* [Stored data]:
— begin —

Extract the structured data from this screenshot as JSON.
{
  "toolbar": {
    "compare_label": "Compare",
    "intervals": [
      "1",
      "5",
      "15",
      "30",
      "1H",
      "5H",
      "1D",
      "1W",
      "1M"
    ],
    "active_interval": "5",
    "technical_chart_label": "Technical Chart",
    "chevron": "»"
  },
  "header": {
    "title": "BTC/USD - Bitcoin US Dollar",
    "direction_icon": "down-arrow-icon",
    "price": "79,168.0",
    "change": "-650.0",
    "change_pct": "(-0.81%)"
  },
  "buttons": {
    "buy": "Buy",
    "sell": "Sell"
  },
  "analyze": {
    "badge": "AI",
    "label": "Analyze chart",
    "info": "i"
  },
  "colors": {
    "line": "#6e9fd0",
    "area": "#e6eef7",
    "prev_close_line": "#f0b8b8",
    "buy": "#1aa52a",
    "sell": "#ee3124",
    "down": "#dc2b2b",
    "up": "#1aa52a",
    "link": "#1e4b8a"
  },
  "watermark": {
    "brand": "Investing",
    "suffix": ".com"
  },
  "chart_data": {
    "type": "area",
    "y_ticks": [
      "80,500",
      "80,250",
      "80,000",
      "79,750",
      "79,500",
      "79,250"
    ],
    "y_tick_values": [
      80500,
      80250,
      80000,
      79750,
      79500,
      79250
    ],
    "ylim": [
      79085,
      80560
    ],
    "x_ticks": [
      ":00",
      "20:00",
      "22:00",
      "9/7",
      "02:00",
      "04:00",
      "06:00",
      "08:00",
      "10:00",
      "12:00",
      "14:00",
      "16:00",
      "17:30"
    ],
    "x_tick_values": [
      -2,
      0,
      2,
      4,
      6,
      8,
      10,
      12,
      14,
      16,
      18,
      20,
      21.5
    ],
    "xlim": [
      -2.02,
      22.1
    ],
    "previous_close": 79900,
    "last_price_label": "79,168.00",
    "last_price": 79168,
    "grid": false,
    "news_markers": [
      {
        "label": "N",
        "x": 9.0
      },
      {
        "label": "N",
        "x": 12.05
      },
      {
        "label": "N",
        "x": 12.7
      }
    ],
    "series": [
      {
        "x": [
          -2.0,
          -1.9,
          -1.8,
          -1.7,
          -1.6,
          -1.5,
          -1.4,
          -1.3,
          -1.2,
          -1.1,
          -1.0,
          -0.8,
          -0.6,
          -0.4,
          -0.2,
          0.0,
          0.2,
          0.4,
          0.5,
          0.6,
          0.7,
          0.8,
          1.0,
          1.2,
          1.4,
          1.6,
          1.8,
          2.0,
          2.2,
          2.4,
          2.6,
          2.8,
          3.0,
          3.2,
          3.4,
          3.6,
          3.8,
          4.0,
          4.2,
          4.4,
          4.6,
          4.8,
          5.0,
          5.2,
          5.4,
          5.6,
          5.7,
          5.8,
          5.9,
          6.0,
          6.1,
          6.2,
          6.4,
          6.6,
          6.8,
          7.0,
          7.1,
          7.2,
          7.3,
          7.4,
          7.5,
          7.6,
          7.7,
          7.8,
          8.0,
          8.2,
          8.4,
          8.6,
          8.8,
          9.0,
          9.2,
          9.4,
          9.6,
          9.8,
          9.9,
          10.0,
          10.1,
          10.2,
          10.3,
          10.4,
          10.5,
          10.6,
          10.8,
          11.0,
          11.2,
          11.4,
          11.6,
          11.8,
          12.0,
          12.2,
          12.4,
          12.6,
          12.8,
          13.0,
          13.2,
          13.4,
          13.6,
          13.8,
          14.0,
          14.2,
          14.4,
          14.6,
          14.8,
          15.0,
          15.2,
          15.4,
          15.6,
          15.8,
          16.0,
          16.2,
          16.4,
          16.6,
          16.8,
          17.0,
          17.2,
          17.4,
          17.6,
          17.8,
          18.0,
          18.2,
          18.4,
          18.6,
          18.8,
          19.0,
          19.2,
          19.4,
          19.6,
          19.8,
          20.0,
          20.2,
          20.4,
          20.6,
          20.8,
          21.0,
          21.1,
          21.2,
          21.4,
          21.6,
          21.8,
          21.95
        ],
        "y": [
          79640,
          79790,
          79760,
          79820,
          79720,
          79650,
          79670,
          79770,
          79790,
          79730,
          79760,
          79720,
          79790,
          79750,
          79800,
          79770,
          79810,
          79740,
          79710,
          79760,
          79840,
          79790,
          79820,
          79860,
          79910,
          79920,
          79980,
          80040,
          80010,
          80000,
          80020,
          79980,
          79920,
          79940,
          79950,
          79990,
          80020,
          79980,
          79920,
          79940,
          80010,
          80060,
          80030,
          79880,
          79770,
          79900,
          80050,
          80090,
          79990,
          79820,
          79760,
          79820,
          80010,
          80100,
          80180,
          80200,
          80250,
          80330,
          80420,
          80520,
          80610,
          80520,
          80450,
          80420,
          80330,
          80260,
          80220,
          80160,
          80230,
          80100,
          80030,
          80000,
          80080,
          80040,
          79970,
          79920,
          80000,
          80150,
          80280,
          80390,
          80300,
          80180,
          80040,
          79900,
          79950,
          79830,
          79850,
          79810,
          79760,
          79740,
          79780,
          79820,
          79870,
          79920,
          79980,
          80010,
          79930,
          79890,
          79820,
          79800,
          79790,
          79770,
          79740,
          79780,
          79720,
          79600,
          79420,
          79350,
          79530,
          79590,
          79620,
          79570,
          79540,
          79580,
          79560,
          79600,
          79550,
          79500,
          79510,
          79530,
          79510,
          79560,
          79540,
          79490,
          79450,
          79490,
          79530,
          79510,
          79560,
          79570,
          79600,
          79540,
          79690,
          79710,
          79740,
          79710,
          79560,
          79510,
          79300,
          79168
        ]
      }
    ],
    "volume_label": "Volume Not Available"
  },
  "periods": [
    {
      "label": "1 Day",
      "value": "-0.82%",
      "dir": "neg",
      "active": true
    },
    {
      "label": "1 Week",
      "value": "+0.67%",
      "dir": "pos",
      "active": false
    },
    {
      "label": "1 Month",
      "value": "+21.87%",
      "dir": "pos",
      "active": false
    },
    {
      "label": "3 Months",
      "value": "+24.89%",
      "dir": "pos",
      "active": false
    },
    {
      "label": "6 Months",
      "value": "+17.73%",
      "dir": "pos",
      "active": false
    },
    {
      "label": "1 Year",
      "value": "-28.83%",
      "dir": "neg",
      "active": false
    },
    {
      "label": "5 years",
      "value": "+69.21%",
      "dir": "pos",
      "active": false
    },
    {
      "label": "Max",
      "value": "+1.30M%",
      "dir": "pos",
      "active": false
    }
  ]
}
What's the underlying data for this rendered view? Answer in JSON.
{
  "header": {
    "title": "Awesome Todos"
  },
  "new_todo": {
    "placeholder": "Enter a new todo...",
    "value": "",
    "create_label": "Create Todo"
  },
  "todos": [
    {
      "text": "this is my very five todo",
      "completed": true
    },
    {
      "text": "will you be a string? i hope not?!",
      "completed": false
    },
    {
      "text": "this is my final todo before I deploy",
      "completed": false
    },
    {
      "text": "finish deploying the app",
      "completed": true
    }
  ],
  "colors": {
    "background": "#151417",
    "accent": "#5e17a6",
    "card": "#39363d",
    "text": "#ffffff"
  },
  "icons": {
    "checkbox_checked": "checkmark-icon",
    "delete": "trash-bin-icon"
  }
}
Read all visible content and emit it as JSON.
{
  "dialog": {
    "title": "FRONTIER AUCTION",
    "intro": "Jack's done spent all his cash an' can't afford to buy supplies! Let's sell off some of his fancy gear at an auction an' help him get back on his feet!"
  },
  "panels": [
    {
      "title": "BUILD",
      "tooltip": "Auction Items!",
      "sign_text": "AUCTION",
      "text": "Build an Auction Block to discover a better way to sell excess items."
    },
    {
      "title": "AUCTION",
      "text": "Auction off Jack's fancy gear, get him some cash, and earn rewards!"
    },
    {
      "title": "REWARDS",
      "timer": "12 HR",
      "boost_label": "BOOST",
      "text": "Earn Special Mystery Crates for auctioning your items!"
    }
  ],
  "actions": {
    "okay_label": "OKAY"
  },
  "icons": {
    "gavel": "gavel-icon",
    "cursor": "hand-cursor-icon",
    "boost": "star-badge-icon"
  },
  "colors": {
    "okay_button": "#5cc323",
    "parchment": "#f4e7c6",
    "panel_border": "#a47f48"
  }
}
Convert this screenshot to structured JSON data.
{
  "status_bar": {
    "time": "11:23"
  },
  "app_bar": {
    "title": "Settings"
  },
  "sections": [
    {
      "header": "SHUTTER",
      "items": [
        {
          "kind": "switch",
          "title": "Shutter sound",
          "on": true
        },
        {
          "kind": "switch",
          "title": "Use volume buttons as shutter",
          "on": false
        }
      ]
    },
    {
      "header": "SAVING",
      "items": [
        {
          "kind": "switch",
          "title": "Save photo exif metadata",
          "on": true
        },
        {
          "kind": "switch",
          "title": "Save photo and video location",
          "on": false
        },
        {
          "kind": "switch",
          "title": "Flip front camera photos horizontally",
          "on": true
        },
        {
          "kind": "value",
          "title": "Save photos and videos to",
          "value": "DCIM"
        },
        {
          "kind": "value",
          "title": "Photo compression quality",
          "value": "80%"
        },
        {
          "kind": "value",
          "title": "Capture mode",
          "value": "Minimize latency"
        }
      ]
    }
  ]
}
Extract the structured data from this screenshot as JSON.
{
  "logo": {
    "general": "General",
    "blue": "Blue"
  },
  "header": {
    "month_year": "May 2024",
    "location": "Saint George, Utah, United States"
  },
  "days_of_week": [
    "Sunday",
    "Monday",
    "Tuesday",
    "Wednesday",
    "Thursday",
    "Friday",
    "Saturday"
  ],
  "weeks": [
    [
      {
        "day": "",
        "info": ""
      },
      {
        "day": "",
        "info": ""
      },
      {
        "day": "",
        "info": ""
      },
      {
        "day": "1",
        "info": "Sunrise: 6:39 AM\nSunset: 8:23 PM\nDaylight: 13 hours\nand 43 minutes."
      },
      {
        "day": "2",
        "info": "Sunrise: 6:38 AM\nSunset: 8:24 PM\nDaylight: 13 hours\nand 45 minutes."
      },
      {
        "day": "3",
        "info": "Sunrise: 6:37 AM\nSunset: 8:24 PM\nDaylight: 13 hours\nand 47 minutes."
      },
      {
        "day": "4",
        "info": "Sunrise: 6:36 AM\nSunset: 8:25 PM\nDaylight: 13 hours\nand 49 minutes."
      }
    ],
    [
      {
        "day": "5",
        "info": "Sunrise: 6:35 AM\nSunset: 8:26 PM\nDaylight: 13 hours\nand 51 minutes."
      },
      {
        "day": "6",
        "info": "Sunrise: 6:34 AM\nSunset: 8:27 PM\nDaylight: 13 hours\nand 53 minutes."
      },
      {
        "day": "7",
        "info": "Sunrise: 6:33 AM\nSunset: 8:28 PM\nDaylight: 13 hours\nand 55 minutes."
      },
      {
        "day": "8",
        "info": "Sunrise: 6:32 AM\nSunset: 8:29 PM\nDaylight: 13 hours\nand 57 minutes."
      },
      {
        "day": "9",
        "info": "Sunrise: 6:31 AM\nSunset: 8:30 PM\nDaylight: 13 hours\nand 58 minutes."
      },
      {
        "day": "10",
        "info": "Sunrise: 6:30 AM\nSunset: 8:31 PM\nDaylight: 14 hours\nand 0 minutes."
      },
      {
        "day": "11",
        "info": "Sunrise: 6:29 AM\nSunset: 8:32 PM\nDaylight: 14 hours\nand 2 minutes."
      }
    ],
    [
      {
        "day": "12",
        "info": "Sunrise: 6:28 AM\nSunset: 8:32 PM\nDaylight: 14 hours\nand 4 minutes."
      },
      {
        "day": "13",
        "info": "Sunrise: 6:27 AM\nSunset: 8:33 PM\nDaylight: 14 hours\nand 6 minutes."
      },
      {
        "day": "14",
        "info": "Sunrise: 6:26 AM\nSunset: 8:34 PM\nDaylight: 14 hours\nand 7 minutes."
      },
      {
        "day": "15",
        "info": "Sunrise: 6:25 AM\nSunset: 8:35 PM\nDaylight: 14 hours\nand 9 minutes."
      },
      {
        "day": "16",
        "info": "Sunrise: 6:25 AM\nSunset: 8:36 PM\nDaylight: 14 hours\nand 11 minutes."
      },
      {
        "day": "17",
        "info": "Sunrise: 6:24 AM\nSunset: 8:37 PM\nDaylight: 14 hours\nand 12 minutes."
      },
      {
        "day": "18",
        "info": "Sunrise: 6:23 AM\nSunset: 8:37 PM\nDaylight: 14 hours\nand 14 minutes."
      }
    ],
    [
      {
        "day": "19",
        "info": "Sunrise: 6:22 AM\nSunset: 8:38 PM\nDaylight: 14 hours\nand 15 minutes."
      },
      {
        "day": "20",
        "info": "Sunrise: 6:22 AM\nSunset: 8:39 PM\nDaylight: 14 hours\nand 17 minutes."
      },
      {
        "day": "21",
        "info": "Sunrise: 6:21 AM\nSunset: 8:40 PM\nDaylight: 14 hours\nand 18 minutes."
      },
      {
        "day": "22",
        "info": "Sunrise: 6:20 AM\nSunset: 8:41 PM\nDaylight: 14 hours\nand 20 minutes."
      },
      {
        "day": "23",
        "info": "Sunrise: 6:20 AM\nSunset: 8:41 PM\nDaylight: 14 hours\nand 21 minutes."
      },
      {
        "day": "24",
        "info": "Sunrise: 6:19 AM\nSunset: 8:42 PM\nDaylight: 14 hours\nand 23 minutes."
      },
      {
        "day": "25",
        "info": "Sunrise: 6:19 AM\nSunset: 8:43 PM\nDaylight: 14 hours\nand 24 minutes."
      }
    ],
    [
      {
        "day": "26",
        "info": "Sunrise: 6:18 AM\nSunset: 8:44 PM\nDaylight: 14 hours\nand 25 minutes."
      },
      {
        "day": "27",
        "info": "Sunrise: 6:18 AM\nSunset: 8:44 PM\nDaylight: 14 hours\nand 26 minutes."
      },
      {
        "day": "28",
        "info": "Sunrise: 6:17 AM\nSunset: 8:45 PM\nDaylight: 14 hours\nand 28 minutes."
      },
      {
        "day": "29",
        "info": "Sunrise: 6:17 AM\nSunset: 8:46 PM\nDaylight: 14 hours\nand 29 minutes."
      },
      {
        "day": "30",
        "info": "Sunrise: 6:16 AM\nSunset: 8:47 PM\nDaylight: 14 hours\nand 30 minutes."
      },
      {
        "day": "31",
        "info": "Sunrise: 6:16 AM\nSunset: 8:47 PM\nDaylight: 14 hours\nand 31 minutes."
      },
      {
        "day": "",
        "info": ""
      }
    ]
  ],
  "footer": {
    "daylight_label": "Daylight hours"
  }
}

— end —

* [AIM OF THE EXERCISE]: Check every line of the data, and copy the ones that contain "JSON".

* [TASK OUTPUT]:
Extract the structured data from this screenshot as JSON.
What's the underlying data for this rendered view? Answer in JSON.
Read all visible content and emit it as JSON.
Convert this screenshot to structured JSON data.
Extract the structured data from this screenshot as JSON.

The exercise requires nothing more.